▶ **Your assignment**:
All of the data below needs to be set down again, exactly as shown.
*** Data under study Section Begins ***
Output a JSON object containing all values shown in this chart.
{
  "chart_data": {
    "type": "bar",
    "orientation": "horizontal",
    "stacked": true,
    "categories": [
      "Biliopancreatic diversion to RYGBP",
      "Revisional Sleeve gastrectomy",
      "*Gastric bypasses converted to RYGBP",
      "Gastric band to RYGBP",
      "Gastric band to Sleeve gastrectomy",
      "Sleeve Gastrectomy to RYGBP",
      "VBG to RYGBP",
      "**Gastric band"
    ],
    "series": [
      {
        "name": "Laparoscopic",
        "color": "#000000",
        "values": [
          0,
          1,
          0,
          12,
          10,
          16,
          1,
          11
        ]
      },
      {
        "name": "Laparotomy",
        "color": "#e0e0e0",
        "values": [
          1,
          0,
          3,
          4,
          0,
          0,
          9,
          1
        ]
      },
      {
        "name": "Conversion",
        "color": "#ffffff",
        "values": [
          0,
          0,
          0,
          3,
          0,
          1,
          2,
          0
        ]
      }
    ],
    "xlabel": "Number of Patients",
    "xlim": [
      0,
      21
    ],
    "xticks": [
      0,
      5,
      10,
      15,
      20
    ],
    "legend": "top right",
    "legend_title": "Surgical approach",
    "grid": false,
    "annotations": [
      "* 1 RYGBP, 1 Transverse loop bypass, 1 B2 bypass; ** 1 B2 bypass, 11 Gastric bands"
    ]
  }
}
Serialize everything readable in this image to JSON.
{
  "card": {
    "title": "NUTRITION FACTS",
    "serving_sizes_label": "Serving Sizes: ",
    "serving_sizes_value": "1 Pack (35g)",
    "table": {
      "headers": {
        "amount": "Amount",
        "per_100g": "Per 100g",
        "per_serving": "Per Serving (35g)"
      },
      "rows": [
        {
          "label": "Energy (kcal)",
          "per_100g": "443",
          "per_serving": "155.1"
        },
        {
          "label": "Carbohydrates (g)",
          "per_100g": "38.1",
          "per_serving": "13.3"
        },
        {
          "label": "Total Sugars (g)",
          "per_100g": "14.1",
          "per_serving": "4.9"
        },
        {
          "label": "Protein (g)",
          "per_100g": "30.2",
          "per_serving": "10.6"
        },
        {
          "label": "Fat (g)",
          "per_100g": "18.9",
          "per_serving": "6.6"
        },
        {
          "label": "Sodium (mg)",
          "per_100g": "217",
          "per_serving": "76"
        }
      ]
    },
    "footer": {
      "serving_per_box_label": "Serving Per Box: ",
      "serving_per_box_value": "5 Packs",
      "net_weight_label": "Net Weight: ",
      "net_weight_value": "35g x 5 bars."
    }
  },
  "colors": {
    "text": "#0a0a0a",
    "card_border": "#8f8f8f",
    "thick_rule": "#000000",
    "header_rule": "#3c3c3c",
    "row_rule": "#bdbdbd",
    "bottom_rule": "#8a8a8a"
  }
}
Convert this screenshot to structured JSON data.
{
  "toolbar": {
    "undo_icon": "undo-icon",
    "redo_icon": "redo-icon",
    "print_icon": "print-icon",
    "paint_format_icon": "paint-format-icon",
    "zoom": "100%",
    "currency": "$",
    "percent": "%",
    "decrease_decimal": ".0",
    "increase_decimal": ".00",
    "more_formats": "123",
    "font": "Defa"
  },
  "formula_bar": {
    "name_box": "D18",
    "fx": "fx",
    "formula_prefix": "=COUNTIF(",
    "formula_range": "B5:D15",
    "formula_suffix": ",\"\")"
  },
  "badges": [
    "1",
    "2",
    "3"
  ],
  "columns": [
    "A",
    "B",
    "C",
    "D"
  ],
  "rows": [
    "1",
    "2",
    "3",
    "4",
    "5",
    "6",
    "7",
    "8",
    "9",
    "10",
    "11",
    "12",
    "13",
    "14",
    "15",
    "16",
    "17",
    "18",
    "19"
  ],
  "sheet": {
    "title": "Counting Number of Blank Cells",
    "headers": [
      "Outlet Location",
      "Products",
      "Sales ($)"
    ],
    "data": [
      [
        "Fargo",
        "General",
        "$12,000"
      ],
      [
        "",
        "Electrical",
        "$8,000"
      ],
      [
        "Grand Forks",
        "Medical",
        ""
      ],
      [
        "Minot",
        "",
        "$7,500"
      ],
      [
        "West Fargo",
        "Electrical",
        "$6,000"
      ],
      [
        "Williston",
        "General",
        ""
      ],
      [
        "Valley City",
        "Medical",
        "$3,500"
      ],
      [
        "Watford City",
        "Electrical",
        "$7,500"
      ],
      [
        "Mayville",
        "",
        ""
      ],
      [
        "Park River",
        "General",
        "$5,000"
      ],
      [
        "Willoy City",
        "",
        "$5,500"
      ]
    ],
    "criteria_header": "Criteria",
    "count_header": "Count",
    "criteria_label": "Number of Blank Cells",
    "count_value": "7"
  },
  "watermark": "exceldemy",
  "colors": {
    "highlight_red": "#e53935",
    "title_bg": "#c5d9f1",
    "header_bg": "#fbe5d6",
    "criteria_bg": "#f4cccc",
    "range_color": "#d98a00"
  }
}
*** Data under study Section Ends ***
▶ **Output of the exercise**:
Output a JSON object containing all values shown in this chart.
{
  "chart_data": {
    "type": "bar",
    "orientation": "horizontal",
    "stacked": true,
    "categories": [
      "Biliopancreatic diversion to RYGBP",
      "Revisional Sleeve gastrectomy",
      "*Gastric bypasses converted to RYGBP",
      "Gastric band to RYGBP",
      "Gastric band to Sleeve gastrectomy",
      "Sleeve Gastrectomy to RYGBP",
      "VBG to RYGBP",
      "**Gastric band"
    ],
    "series": [
      {
        "name": "Laparoscopic",
        "color": "#000000",
        "values": [
          0,
          1,
          0,
          12,
          10,
          16,
          1,
          11
        ]
      },
      {
        "name": "Laparotomy",
        "color": "#e0e0e0",
        "values": [
          1,
          0,
          3,
          4,
          0,
          0,
          9,
          1
        ]
      },
      {
        "name": "Conversion",
        "color": "#ffffff",
        "values": [
          0,
          0,
          0,
          3,
          0,
          1,
          2,
          0
        ]
      }
    ],
    "xlabel": "Number of Patients",
    "xlim": [
      0,
      21
    ],
    "xticks": [
      0,
      5,
      10,
      15,
      20
    ],
    "legend": "top right",
    "legend_title": "Surgical approach",
    "grid": false,
    "annotations": [
      "* 1 RYGBP, 1 Transverse loop bypass, 1 B2 bypass; ** 1 B2 bypass, 11 Gastric bands"
    ]
  }
}
Serialize everything readable in this image to JSON.
{
  "card": {
    "title": "NUTRITION FACTS",
    "serving_sizes_label": "Serving Sizes: ",
    "serving_sizes_value": "1 Pack (35g)",
    "table": {
      "headers": {
        "amount": "Amount",
        "per_100g": "Per 100g",
        "per_serving": "Per Serving (35g)"
      },
      "rows": [
        {
          "label": "Energy (kcal)",
          "per_100g": "443",
          "per_serving": "155.1"
        },
        {
          "label": "Carbohydrates (g)",
          "per_100g": "38.1",
          "per_serving": "13.3"
        },
        {
          "label": "Total Sugars (g)",
          "per_100g": "14.1",
          "per_serving": "4.9"
        },
        {
          "label": "Protein (g)",
          "per_100g": "30.2",
          "per_serving": "10.6"
        },
        {
          "label": "Fat (g)",
          "per_100g": "18.9",
          "per_serving": "6.6"
        },
        {
          "label": "Sodium (mg)",
          "per_100g": "217",
          "per_serving": "76"
        }
      ]
    },
    "footer": {
      "serving_per_box_label": "Serving Per Box: ",
      "serving_per_box_value": "5 Packs",
      "net_weight_label": "Net Weight: ",
      "net_weight_value": "35g x 5 bars."
    }
  },
  "colors": {
    "text": "#0a0a0a",
    "card_border": "#8f8f8f",
    "thick_rule": "#000000",
    "header_rule": "#3c3c3c",
    "row_rule": "#bdbdbd",
    "bottom_rule": "#8a8a8a"
  }
}
Convert this screenshot to structured JSON data.
{
  "toolbar": {
    "undo_icon": "undo-icon",
    "redo_icon": "redo-icon",
    "print_icon": "print-icon",
    "paint_format_icon": "paint-format-icon",
    "zoom": "100%",
    "currency": "$",
    "percent": "%",
    "decrease_decimal": ".0",
    "increase_decimal": ".00",
    "more_formats": "123",
    "font": "Defa"
  },
  "formula_bar": {
    "name_box": "D18",
    "fx": "fx",
    "formula_prefix": "=COUNTIF(",
    "formula_range": "B5:D15",
    "formula_suffix": ",\"\")"
  },
  "badges": [
    "1",
    "2",
    "3"
  ],
  "columns": [
    "A",
    "B",
    "C",
    "D"
  ],
  "rows": [
    "1",
    "2",
    "3",
    "4",
    "5",
    "6",
    "7",
    "8",
    "9",
    "10",
    "11",
    "12",
    "13",
    "14",
    "15",
    "16",
    "17",
    "18",
    "19"
  ],
  "sheet": {
    "title": "Counting Number of Blank Cells",
    "headers": [
      "Outlet Location",
      "Products",
      "Sales ($)"
    ],
    "data": [
      [
        "Fargo",
        "General",
        "$12,000"
      ],
      [
        "",
        "Electrical",
        "$8,000"
      ],
      [
        "Grand Forks",
        "Medical",
        ""
      ],
      [
        "Minot",
        "",
        "$7,500"
      ],
      [
        "West Fargo",
        "Electrical",
        "$6,000"
      ],
      [
        "Williston",
        "General",
        ""
      ],
      [
        "Valley City",
        "Medical",
        "$3,500"
      ],
      [
        "Watford City",
        "Electrical",
        "$7,500"
      ],
      [
        "Mayville",
        "",
        ""
      ],
      [
        "Park River",
        "General",
        "$5,000"
      ],
      [
        "Willoy City",
        "",
        "$5,500"
      ]
    ],
    "criteria_header": "Criteria",
    "count_header": "Count",
    "criteria_label": "Number of Blank Cells",
    "count_value": "7"
  },
  "watermark": "exceldemy",
  "colors": {
    "highlight_red": "#e53935",
    "title_bg": "#c5d9f1",
    "header_bg": "#fbe5d6",
    "criteria_bg": "#f4cccc",
    "range_color": "#d98a00"
  }
}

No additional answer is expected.